→ QUOTED PASSAGE

:::

# I'm back baby...!!(Santa Cruz - Heckler)



## dmc (Sep 7, 2007)

just picked up a Santa Cruz Heckler...  Been mt biking for decades but never went "big" on a bike before...  I have a Gary Fisher thats awesome for riding the tight single track of central NJ.  But I've needed something a little beefier for riding at Hunter and in the Catskills...





At the shop - waiting for components....

I'm going to ride the crap out it....


----------



## bvibert (Sep 7, 2007)

Nice!  That thing should be fun riding around Hunter.  What are you going to put on it for components?


----------



## marcski (Sep 7, 2007)

Nice ride.  And yes, what are you going to build it up with?  You still working down in Stamford?  I rode up at Mianus last weekend.  Not bad...I hadn't been there in years...for me, if i'm going to drive the 30 mins, I'd rather goto Blue Mtn.  But, I'd hit Mianus again.


----------



## dmc (Sep 7, 2007)

FOX DHX rear
FOX float fork
Hayes HFX 9 hyrolic breaks
XT front deralier
SRAM X7 rear..

some other stuff....


----------



## marcski (Sep 8, 2007)

Nice, i have the fox float up front and a fox rp3 in the rear.  I also am riding with the Hayes brakes...which have an amazing feel.


----------



## dmc (Sep 8, 2007)

marcski said:


> Nice, i have the fox float up front and a fox rp3 in the rear.  I also am riding with the Hayes brakes...which have an amazing feel.



I can't wait to pick it up next week..  This time next Saturday I'll be lift bombing at Hunter...


----------



## Marc (Sep 8, 2007)

Wow, congrats, DMC.  I've heard a lot of great things about the Heckler.  Very good geometry, still pretty adept and efficient at climbing despite being a nice beefy all mountain bike.  You're going to have a very nice setup.  Before you know it you'll be hucking 5 footers


----------



## dmc (Sep 9, 2007)

:::

→ PROVIDED MATERIAL
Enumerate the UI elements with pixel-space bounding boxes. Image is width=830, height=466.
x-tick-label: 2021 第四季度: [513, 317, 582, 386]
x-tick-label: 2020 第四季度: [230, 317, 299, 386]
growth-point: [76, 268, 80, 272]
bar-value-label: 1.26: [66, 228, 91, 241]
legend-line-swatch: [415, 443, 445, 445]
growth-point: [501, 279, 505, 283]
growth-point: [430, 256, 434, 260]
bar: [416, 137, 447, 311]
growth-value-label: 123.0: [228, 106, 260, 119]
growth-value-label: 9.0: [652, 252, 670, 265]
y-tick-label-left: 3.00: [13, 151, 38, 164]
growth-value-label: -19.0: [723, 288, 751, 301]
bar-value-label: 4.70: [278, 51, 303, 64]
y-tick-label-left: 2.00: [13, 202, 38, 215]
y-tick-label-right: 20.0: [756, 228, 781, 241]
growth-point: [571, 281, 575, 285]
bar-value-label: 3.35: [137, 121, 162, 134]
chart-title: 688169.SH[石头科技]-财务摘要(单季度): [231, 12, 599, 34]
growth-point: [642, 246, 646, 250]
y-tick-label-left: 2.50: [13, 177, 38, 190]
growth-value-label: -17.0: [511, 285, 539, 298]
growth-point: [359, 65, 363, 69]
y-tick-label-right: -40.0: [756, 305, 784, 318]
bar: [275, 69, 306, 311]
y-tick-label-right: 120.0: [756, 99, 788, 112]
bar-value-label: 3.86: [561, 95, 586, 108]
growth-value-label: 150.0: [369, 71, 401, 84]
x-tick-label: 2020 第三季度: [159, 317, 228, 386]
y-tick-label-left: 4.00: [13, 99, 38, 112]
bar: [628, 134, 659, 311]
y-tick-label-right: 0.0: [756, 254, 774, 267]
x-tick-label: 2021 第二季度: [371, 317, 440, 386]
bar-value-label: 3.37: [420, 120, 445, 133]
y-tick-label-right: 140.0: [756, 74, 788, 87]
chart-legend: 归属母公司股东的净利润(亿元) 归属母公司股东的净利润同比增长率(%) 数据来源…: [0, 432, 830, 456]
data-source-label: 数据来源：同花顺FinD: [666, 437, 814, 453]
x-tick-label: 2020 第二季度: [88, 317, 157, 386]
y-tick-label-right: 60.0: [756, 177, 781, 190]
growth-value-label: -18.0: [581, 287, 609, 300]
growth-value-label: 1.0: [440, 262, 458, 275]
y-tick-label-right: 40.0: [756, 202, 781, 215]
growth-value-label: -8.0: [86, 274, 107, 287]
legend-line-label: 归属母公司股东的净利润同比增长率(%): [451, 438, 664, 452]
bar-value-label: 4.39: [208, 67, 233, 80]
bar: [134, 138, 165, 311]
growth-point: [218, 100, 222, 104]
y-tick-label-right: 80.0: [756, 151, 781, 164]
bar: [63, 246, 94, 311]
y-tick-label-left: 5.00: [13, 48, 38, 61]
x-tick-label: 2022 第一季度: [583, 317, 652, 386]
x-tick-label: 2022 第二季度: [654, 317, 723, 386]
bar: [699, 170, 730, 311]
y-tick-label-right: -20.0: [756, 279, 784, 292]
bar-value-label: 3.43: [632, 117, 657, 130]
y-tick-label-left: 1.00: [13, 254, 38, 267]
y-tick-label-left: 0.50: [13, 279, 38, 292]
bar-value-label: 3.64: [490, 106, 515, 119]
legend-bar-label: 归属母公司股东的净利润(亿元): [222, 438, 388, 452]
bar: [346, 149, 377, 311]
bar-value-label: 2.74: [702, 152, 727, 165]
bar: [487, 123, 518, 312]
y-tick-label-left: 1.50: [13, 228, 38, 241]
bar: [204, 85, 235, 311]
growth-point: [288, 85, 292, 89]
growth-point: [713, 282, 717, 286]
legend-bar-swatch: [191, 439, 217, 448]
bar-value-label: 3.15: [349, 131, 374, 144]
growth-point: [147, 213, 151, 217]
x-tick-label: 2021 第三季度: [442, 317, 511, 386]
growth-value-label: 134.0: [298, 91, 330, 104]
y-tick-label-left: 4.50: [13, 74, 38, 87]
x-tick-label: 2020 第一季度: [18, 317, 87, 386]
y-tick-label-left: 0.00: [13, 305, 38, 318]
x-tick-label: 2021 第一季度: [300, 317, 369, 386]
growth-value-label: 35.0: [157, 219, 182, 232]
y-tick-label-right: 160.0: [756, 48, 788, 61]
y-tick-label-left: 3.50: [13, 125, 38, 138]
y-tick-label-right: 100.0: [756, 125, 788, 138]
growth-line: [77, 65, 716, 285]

:::

→ WRITTEN TASK 1
Answer these from the Santa Cruz Heckler thread, not the data:
(a) Which rear shock does dmc list for the bike?
(b) Where did marcski ride last weekend?
(c) Which brakes does marcski say have an amazing feel?
→ WRITTEN TASK 2
Please retype the passage of the Santa Cruz Heckler thread starting with "## bvibert (Sep" and going on through "hit Mianus again.".
→ WRITTEN TASK 3
Write the next part of the forum thread on the Santa Cruz Heckler, beginning right after its last line.

→ EXPECTED ANSWER 1
(a) FOX DHX
(b) Mianus
(c) The Hayes brakes

→ EXPECTED ANSWER 2
## bvibert (Sep 7, 2007)

Nice!  That thing should be fun riding around Hunter.  What are you going to put on it for components?


----------



## marcski (Sep 7, 2007)

Nice ride.  And yes, what are you going to build it up with?  You still working down in Stamford?  I rode up at Mianus last weekend.  Not bad...I hadn't been there in years...for me, if i'm going to drive the 30 mins, I'd rather goto Blue Mtn.  But, I'd hit Mianus again.

→ EXPECTED ANSWER 3
Marc said:


> Wow, congrats, DMC.  I've heard a lot of great things about the Heckler.  Very good geometry, still pretty adept and efficient at climbing despite being a nice beefy all mountain bike.  You're going to have a very nice setup.  Before you know it you'll be hucking 5 footers



It seems like a good bike for ridges and chairlifts..  And thats what i wanted..  I can't wait to get it out next weekend..
:-D


----------



## dmc (Sep 16, 2007)

Rode it yesterday...  Taking it back out now - LOVE IT


----------



## marcski (Sep 16, 2007)

Schweet looking.  Are you going to put clipless on it or leave those platforms?


----------



## dmc (Sep 16, 2007)

marcski said:


> Schweet looking.  Are you going to put clipless on it or leave those platforms?




they are actually clipless platforms..


----------



## cbcbd (Sep 17, 2007)

Sweet rig!


----------



## Marc (Sep 17, 2007)

Nice, have you got your suspension damping and preload dialed in?  It usually takes me a few runs over a variety of terrain to get it just where I want it.


----------



## dmc (Sep 17, 2007)

gotta stiffen up the frame a bit...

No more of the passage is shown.